_Description of the task_.
Using the listing below, copy every line that mentions "name".

_Data_.
^^^^^^^^^^^^^^^^

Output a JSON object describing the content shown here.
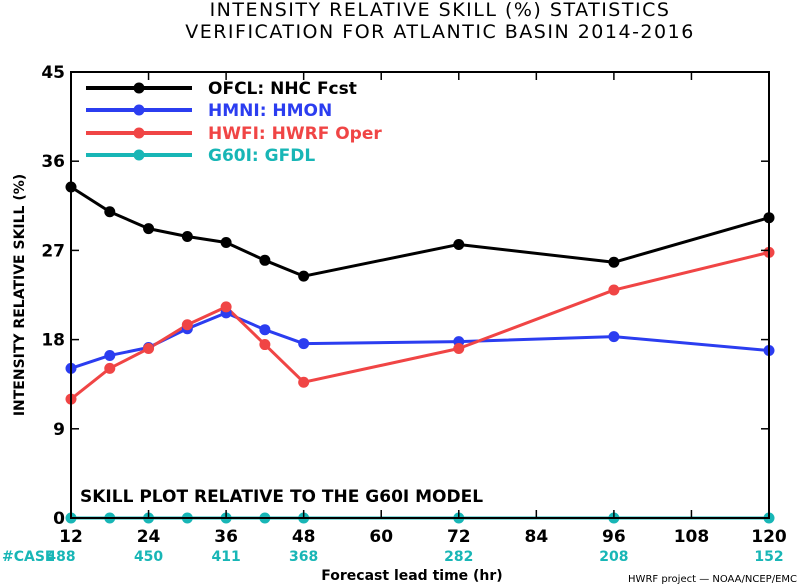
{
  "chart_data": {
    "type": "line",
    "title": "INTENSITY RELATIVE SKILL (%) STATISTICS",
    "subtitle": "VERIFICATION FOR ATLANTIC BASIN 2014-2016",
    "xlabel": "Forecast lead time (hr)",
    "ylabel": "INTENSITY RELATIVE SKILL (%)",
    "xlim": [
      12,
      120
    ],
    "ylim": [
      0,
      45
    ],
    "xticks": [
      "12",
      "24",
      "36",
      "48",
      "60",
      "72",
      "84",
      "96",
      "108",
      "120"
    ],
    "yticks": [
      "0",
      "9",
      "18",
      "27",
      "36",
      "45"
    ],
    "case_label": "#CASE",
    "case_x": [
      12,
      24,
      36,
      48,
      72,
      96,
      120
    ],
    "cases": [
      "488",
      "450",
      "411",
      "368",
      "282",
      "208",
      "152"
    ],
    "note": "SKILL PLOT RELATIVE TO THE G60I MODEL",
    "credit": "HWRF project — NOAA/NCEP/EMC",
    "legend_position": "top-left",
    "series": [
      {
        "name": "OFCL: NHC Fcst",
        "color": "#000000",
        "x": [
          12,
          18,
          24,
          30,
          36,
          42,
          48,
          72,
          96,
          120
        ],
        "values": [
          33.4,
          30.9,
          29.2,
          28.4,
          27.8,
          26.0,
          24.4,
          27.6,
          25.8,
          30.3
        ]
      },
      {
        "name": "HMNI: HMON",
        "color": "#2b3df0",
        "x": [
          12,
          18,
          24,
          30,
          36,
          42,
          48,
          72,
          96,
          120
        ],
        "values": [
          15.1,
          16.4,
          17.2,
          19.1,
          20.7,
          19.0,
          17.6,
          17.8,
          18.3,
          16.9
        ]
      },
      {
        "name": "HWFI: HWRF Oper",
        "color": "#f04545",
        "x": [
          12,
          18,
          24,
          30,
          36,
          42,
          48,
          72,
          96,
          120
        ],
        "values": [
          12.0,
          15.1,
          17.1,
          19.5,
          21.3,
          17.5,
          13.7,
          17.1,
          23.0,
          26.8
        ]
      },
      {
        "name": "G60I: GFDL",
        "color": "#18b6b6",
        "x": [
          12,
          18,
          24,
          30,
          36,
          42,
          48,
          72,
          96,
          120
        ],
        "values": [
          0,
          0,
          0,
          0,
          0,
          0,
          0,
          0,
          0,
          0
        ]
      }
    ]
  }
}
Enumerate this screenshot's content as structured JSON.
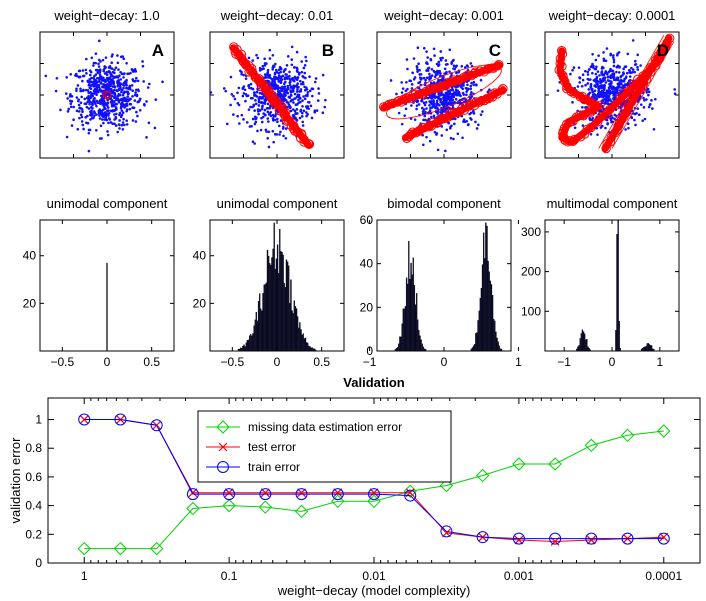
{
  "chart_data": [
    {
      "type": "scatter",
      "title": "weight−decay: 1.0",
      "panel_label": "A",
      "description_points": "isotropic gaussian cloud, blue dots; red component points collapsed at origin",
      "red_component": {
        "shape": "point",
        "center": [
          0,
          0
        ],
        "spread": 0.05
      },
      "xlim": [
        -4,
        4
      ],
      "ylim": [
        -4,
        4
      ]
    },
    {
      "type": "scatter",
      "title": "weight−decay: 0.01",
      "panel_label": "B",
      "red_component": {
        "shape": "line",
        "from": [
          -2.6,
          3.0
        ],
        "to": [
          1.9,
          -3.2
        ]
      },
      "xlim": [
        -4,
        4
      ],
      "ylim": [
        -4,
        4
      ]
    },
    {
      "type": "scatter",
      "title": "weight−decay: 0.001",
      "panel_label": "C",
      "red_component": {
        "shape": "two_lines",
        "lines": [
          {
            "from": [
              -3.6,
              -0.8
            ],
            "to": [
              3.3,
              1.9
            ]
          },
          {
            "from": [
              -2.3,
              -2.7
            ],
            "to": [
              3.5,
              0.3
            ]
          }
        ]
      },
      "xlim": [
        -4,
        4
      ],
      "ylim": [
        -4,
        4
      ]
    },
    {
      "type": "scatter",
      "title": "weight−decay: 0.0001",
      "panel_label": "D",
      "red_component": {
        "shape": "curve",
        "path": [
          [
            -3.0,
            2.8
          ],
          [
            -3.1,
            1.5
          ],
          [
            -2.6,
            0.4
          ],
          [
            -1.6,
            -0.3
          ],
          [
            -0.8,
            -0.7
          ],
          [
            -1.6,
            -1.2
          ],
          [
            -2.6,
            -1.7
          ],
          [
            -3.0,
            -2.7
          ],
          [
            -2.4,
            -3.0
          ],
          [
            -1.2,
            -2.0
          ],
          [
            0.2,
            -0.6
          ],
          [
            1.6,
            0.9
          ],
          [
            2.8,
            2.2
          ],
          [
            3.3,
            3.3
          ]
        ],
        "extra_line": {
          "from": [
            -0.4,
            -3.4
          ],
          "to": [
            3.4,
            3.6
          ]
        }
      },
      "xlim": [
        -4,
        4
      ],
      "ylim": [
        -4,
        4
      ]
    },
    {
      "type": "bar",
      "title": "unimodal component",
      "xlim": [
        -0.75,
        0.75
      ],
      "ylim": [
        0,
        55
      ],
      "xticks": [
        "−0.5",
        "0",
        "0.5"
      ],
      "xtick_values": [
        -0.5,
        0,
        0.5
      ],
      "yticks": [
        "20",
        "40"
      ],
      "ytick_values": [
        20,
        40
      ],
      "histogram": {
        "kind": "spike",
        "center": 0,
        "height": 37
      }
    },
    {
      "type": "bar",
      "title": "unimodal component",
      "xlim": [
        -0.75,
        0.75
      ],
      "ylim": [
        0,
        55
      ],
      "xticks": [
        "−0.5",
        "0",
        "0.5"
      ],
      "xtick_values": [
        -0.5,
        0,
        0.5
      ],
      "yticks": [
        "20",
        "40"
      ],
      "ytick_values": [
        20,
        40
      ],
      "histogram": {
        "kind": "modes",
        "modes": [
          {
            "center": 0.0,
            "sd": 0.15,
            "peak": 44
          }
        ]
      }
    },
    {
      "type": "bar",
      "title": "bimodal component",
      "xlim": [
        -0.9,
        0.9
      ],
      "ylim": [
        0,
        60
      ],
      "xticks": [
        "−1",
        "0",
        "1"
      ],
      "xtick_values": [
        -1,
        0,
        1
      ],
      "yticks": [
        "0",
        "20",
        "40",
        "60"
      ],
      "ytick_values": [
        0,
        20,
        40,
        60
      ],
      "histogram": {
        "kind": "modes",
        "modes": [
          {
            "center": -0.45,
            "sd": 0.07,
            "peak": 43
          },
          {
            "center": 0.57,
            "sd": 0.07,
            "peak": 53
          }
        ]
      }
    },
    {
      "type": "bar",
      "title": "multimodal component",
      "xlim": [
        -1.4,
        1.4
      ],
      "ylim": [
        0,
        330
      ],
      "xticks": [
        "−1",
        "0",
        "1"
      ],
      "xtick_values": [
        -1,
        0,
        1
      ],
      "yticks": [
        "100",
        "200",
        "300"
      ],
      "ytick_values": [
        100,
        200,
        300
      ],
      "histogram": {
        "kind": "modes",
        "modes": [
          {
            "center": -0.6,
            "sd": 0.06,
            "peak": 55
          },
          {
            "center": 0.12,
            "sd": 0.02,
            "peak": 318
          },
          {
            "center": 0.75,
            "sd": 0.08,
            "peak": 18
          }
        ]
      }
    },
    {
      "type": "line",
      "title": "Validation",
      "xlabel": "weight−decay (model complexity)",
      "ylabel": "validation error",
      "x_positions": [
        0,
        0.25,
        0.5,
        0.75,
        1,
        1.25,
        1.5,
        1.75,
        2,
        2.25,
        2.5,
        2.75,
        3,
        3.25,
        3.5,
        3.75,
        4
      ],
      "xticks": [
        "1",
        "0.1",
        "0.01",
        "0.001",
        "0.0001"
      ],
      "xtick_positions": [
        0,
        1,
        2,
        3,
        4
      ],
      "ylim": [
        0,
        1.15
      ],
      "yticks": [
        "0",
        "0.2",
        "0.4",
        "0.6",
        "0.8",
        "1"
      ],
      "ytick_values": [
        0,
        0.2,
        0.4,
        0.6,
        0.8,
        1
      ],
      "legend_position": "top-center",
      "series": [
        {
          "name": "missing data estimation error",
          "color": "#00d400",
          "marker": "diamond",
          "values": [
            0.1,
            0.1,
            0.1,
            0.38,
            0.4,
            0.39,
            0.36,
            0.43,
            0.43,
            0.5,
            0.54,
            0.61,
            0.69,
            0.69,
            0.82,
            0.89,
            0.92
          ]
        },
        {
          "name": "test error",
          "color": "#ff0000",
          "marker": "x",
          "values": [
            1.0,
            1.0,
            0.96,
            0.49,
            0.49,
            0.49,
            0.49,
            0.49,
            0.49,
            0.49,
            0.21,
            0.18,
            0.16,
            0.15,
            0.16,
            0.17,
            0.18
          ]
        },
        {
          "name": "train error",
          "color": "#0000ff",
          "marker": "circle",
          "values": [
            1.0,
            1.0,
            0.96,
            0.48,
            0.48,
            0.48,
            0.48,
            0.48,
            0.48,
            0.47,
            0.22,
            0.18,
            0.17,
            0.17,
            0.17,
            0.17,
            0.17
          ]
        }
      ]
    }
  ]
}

^^^^^^^^^^^^^^^^

_Task solution_.
        "name": "OFCL: NHC Fcst",
        "name": "HMNI: HMON",
        "name": "HWFI: HWRF Oper",
        "name": "G60I: GFDL",
          "name": "missing data estimation error",
          "name": "test error",
          "name": "train error",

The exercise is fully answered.